▸ **DOCUMENTO DE ORIGEM**:
MGFamiliar ® - Sunday, November 01, 2015



Pergunta clínica: A actividade física, moderada a vigorosa, inferior aos 150 minutos recomendados por semana, pode diminuir a mortalidade dos adultos com idade superior ou igual a 60 anos?

Enquadramento: A actividade física mostrou ser importante para um envelhecimento activo, conseguindo reduzir a mortalidade e aumentar a qualidade de vida. Apesar de existirem recomendações para a quantidade de exercício físico que os adultos com idade superior ou igual a 60 anos devem realizar, essa dose frequentemente não é alcançada.

Desenho do estudo: Revisão sistemática e meta-análise. Pesquisa nas bases de dados PubMed e Embase de artigos publicados até Fevereiro 2015. Apenas foram incluídos estudos coorte prospectivos e estudos considerados metodologicamente de elevada qualidade. Tendo em conta os equivalentes metabólicos de tarefa (MET)-min semanais foram estabelecidos 4 níveis de actividade física. Inactivo: 0 METS-min/semana; Baixo: 1-499 METS-min/semana; Médio: 500-999 0 METS-min/semana (o actualmente recomendado, equivalente a 150 min de MVPA) e Alto: ≥1000 METS-min/semana.

▸ **INSTRUÇÕES DAS TAREFAS**:
A – No texto sobre atividade física e mortalidade em adultos com 60 anos ou mais, em que bases de dados foi feita a pesquisa de artigos?
B – Retome o texto sobre atividade física e mortalidade em adultos com 60 anos ou mais a partir do ponto em que termina.

(Dados de análise da disposição da página)
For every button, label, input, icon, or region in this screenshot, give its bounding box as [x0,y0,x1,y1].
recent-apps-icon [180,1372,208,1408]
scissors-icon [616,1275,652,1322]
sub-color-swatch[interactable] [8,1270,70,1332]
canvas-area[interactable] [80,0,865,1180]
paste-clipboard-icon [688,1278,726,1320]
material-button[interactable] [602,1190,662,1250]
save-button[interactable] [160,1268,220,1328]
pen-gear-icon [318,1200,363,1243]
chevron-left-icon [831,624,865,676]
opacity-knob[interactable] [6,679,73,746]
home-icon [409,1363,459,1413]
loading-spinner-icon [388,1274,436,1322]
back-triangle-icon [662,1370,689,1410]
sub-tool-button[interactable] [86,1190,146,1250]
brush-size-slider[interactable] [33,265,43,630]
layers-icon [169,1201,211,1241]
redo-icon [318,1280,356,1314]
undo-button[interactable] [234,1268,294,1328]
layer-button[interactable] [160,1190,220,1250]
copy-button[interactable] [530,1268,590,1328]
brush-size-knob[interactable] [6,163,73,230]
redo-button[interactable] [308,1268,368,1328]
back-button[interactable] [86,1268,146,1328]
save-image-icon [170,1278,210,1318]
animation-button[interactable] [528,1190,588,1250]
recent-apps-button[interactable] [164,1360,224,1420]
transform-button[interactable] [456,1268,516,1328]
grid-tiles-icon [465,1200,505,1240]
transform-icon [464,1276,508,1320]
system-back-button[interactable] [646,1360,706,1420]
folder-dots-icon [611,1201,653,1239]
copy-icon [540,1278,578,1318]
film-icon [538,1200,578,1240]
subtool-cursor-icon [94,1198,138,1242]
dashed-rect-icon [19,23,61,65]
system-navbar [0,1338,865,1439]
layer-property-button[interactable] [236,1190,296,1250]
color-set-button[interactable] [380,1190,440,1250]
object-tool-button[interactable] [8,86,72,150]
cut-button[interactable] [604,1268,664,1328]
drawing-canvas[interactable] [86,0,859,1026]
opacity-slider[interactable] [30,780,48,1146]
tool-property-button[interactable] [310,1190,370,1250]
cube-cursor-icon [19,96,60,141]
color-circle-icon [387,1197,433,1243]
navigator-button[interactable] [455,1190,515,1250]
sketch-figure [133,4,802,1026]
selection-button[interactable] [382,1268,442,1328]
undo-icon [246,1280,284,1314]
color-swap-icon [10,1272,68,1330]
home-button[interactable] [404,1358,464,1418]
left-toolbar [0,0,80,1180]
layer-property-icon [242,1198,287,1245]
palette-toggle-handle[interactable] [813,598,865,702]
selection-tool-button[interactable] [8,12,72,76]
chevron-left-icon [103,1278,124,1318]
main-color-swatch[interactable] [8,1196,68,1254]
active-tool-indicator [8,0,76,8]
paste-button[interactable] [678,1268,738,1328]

▸ **RESPOSTAS ESPERADAS**:
A – PubMed e Embase.

B –
Resultados: Dos 835 artigos obtidos após a pesquisa, identificaram-se 9 estudos coorte que focavam exclusivamente a relação entre actividade física moderada a vigorosa e a mortalidade em adultos com ≥60 anos, totalizando 122417 participantes, com um tempo de seguimento médio de 9,8 ± 2,7 anos e 18122 mortes (14,8%).Uma quantidade baixa de actividade física moderada a vigorosa (1-499 MET-min/semana) resultou numa redução de 22% no risco de mortalidade (RR = 0,78 (95% CI 0,71-0,87), p<0,0001). Uma dose de actividade física moderada a vigorosa de acordo com as recomendações actuais (500-999 MET-min/semana) trouxe mais benefícios, atingindo uma redução de 28% em todas as causas de mortalidade nessa população (RR = 0,72 (95% 0,65-0,80), p<0,0001). Quando se foi além dos 1000 MET-min/ semana, observou-se uma redução de 35% em relação à população inactiva (RR = 0,65 (95% CI 0,61-0,70), p<0,0001).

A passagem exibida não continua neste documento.